(WHAT YOU SHOULD DO):
Convert the records below, from the beginning up to and including the line with "tab-device-settings-label: Impostazioni dispositivo", into a JSON list of strings with one string per line, skipping blank lines.
=== EXCERPTED DATA ===
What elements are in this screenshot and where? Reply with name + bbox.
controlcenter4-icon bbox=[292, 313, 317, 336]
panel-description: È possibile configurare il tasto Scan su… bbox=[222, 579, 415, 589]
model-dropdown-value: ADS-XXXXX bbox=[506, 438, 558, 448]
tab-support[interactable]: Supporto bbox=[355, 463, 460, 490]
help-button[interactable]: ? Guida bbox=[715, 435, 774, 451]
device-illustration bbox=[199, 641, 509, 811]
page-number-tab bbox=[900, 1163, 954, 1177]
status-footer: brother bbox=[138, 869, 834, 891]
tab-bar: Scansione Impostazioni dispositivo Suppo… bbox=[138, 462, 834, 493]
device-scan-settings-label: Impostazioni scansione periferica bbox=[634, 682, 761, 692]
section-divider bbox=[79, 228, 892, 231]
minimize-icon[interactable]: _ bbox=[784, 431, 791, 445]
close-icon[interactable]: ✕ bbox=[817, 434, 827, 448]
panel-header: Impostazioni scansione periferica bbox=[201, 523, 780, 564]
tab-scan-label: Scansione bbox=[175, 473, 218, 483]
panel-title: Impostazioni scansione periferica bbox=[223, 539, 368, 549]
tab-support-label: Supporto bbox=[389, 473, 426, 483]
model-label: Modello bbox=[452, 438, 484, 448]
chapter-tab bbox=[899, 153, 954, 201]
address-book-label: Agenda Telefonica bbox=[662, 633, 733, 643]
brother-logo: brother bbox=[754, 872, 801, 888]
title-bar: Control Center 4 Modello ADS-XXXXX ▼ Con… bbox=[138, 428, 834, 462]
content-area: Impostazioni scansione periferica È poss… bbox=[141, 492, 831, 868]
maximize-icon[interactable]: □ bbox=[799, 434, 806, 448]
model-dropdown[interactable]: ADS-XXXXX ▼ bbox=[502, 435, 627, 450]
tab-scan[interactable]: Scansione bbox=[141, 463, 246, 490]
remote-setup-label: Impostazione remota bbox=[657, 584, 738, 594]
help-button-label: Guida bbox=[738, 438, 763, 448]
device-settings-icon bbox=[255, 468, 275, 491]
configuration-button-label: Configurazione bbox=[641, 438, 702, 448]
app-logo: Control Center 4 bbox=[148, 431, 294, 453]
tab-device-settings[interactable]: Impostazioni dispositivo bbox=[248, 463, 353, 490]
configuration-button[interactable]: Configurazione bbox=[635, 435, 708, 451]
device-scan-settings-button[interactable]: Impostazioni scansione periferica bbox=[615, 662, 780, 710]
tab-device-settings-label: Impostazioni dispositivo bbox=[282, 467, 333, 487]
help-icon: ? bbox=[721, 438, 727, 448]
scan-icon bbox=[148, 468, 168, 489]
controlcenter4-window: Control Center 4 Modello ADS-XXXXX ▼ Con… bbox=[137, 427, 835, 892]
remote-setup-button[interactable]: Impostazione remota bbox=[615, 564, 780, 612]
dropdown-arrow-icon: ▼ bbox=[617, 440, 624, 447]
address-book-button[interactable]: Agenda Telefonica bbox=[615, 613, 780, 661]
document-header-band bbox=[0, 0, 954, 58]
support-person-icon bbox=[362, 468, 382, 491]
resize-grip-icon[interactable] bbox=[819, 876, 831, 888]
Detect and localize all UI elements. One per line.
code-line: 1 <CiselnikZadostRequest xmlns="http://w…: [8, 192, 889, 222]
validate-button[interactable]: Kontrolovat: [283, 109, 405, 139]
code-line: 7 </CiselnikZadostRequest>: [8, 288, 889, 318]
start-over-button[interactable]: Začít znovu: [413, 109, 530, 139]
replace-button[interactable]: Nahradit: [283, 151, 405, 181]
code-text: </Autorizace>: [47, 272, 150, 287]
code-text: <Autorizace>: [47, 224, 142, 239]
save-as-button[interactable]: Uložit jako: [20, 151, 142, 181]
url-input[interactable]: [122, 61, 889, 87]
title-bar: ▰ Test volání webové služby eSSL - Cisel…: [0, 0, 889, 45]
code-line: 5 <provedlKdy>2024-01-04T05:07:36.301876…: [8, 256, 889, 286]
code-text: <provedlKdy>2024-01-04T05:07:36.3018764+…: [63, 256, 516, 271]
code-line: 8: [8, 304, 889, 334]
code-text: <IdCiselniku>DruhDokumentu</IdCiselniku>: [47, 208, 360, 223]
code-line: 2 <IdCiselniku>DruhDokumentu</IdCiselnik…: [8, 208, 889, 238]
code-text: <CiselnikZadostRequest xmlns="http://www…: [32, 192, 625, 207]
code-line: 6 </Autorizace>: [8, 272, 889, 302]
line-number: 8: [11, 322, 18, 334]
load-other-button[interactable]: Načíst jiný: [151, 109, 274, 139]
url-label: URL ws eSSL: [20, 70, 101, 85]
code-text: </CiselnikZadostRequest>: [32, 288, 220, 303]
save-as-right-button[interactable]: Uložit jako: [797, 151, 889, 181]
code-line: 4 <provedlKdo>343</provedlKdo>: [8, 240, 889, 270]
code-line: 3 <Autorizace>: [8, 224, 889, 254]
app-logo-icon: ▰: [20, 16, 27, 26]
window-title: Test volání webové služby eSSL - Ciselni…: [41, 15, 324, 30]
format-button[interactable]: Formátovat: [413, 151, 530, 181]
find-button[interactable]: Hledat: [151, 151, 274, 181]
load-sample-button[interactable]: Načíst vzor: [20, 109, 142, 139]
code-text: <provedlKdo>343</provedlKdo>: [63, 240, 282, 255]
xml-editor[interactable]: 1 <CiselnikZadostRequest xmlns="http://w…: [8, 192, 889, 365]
===
(FINAL ANSWER):
[
  "What elements are in this screenshot and where? Reply with name + bbox.",
  "controlcenter4-icon bbox=[292, 313, 317, 336]",
  "panel-description: È possibile configurare il tasto Scan su… bbox=[222, 579, 415, 589]",
  "model-dropdown-value: ADS-XXXXX bbox=[506, 438, 558, 448]",
  "tab-support[interactable]: Supporto bbox=[355, 463, 460, 490]",
  "help-button[interactable]: ? Guida bbox=[715, 435, 774, 451]",
  "device-illustration bbox=[199, 641, 509, 811]",
  "page-number-tab bbox=[900, 1163, 954, 1177]",
  "status-footer: brother bbox=[138, 869, 834, 891]",
  "tab-bar: Scansione Impostazioni dispositivo Suppo… bbox=[138, 462, 834, 493]",
  "device-scan-settings-label: Impostazioni scansione periferica bbox=[634, 682, 761, 692]",
  "section-divider bbox=[79, 228, 892, 231]",
  "minimize-icon[interactable]: _ bbox=[784, 431, 791, 445]",
  "close-icon[interactable]: ✕ bbox=[817, 434, 827, 448]",
  "panel-header: Impostazioni scansione periferica bbox=[201, 523, 780, 564]",
  "tab-scan-label: Scansione bbox=[175, 473, 218, 483]",
  "panel-title: Impostazioni scansione periferica bbox=[223, 539, 368, 549]",
  "tab-support-label: Supporto bbox=[389, 473, 426, 483]",
  "model-label: Modello bbox=[452, 438, 484, 448]",
  "chapter-tab bbox=[899, 153, 954, 201]",
  "address-book-label: Agenda Telefonica bbox=[662, 633, 733, 643]",
  "brother-logo: brother bbox=[754, 872, 801, 888]",
  "title-bar: Control Center 4 Modello ADS-XXXXX ▼ Con… bbox=[138, 428, 834, 462]",
  "content-area: Impostazioni scansione periferica È poss… bbox=[141, 492, 831, 868]",
  "maximize-icon[interactable]: □ bbox=[799, 434, 806, 448]",
  "model-dropdown[interactable]: ADS-XXXXX ▼ bbox=[502, 435, 627, 450]",
  "tab-scan[interactable]: Scansione bbox=[141, 463, 246, 490]",
  "remote-setup-label: Impostazione remota bbox=[657, 584, 738, 594]",
  "help-button-label: Guida bbox=[738, 438, 763, 448]",
  "device-settings-icon bbox=[255, 468, 275, 491]",
  "configuration-button-label: Configurazione bbox=[641, 438, 702, 448]",
  "app-logo: Control Center 4 bbox=[148, 431, 294, 453]",
  "tab-device-settings[interactable]: Impostazioni dispositivo bbox=[248, 463, 353, 490]",
  "configuration-button[interactable]: Configurazione bbox=[635, 435, 708, 451]",
  "device-scan-settings-button[interactable]: Impostazioni scansione periferica bbox=[615, 662, 780, 710]",
  "tab-device-settings-label: Impostazioni dispositivo bbox=[282, 467, 333, 487]"
]